◆ **Extract to read**:
===
Hearing and Seeing Street Art

Hearing and Seeing Street Art

In the downstairs Create Space of the Visual Culture, Arts, and Media building (VCAM), photography and recorded narratives express the landscape of public art across Philadelphia. Off the Wall, an exhibition curated by Phillip Norman ’19, Isabella Siegel ’19, and Colin Fredrickson ’20, explores the creations of 17 Philly artists through photos of their graffiti, street art, and public art alongside oral histories in which the artists to speak on behalf of their work.

The exhibition synthesizes the three students’ summer internships supported by the Center for Peace and Global Citizenship (CPGC) that saw them explore questions of narrative, built environments, and the politics of place. Norman pursued an independent project using his “Mobile Story Center,” a second-hand road bike, to venture around Philadelphia conducting oral histories with underground artists, civic curators, and complete strangers. Siegel and Fredrickson both supported the work of Paper Monuments, a New Orleans-based public art project aimed at crowdsourcing designs for art that equitably represents the people of New Orleans.

“We decided to make it simple in terms of presentation, where public art, graffiti, and street art are in three different sections, but then theoretically… these are all individual artists coming from individual perspectives,” said Siegel, a fine arts major who specializes in drawing. “They cross over a lot of these different boundaries and categories of art, and the whole point is that you can listen to their oral histories, where they talk about where their art is coming from and what they’re doing.”

The exhibition explores three groupings of wall art: graffiti (illicit works that are often text-based), street art (works lacking institutional support that exist in the gray area between legality and illegality), and public art (projects that receive support from the city or organizations, like those of Mural Arts Philadelphia). Each category has multiple pictures from a specific artist, and headphones on the wall allow visitors to hear from the audience as they spectate. Much of the photography in the exhibit was made possible through Norman’s connection with Philly arts enthusiast Conrad Benner, whose Streets Dept blog celebrates street art around the city. Benner supported Norman’s oral history initiative, and many of his photos, which encompass both cell phone-grade or professional quality images, were adopted and edited for the exhibit.

Off the Wall’s audio recordings of the artists’ oral histories are courtesy of Norman himself, who approached Siegel and Fredrickson to explore the idea of an exhibition in August. Siegel and Fredrickson’s previously worked with Monument Lab, a public art and urban research project set up in Philadelphia’s City Hall that elicited ideas from Philadelphians for hypothetical city monuments. The endeavor was co-headed by former Haverford Postdoctoral Writing Fellow Paul Farber, who worked with Haverford faculty and library fellows to support the project’s programming. Given Siegel and Fredrickson’s experience with public art in Philly through Monument Lab, Norman saw overlaps in the trio’s work that questioned the role of power in public art.
===
◆ **Supplied records**:

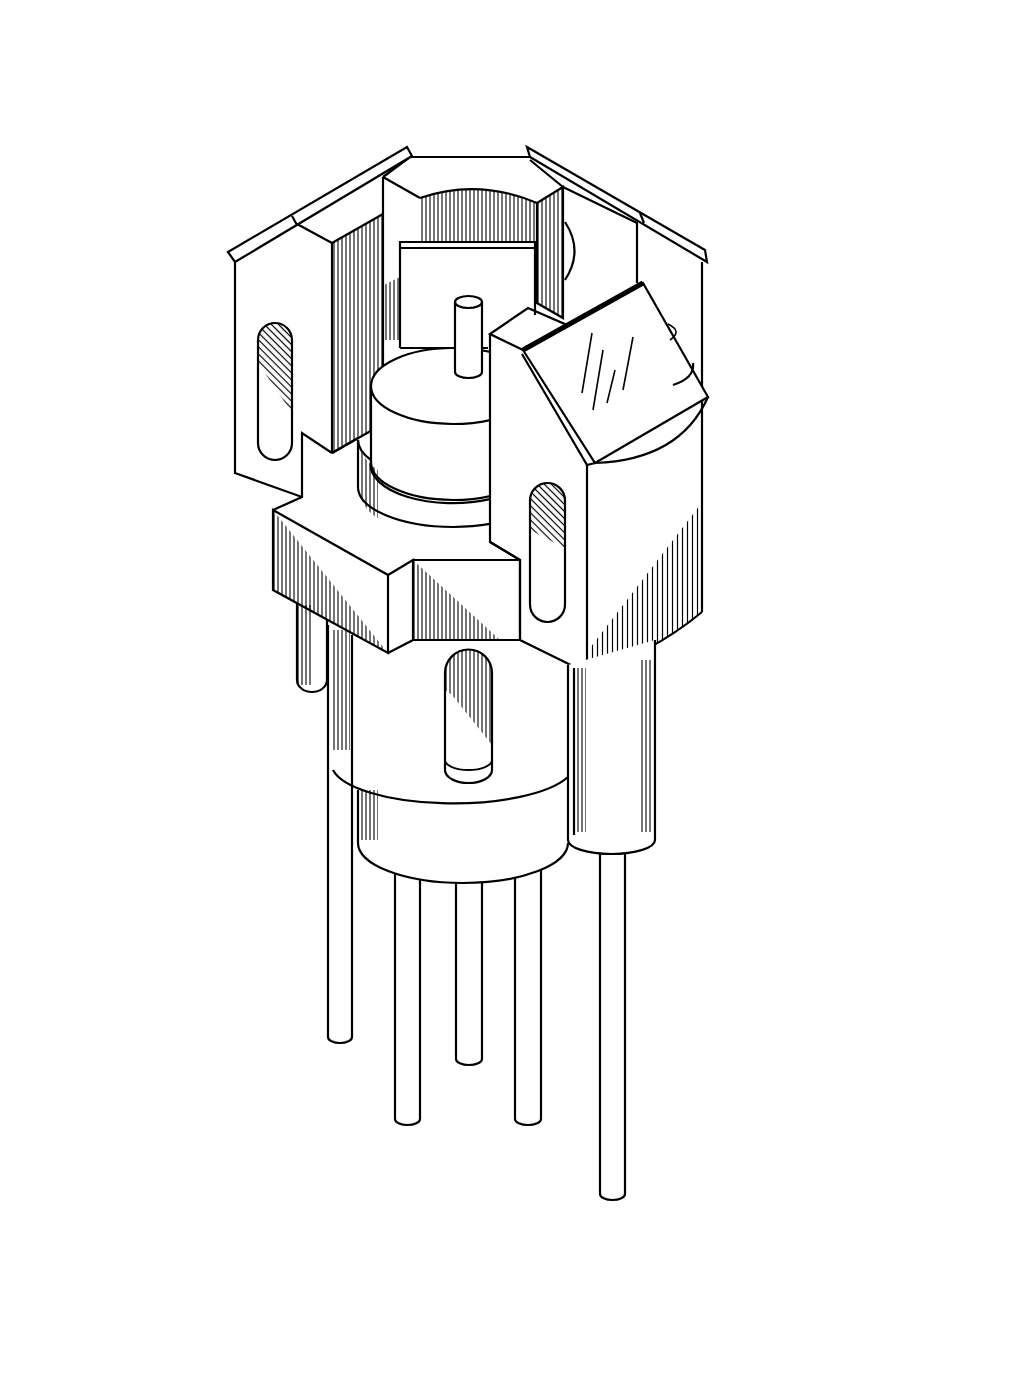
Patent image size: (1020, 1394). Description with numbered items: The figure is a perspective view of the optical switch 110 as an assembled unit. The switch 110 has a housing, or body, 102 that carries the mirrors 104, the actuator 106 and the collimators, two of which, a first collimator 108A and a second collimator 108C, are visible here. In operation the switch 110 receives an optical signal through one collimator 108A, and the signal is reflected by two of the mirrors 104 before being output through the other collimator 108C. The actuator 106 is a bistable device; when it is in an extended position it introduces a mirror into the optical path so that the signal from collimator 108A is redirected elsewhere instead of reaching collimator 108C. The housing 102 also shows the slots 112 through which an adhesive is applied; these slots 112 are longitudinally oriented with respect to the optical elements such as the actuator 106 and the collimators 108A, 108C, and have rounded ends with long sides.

The housing 102 is at (687, 463).
The mirror 104 is at (552, 157).
The actuator 106 is at (360, 736).
The collimator 108A is at (313, 648).
The collimator 108C is at (642, 735).
The optical switch 110 is at (806, 292).
The slot 112 is at (288, 366).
===
◆ **Required actions**:
A. According to the street art article, what did Norman call the second-hand road bike he rode around Philadelphia to record oral histories?
B. Reproduce the optical switch records line for line, omitting the picture.

◆ **Results for each task**:
A. His "Mobile Story Center."

B.
Patent image size: (1020, 1394). Description with numbered items: The figure is a perspective view of the optical switch 110 as an assembled unit. The switch 110 has a housing, or body, 102 that carries the mirrors 104, the actuator 106 and the collimators, two of which, a first collimator 108A and a second collimator 108C, are visible here. In operation the switch 110 receives an optical signal through one collimator 108A, and the signal is reflected by two of the mirrors 104 before being output through the other collimator 108C. The actuator 106 is a bistable device; when it is in an extended position it introduces a mirror into the optical path so that the signal from collimator 108A is redirected elsewhere instead of reaching collimator 108C. The housing 102 also shows the slots 112 through which an adhesive is applied; these slots 112 are longitudinally oriented with respect to the optical elements such as the actuator 106 and the collimators 108A, 108C, and have rounded ends with long sides.

The housing 102 is at (687, 463).
The mirror 104 is at (552, 157).
The actuator 106 is at (360, 736).
The collimator 108A is at (313, 648).
The collimator 108C is at (642, 735).
The optical switch 110 is at (806, 292).
The slot 112 is at (288, 366).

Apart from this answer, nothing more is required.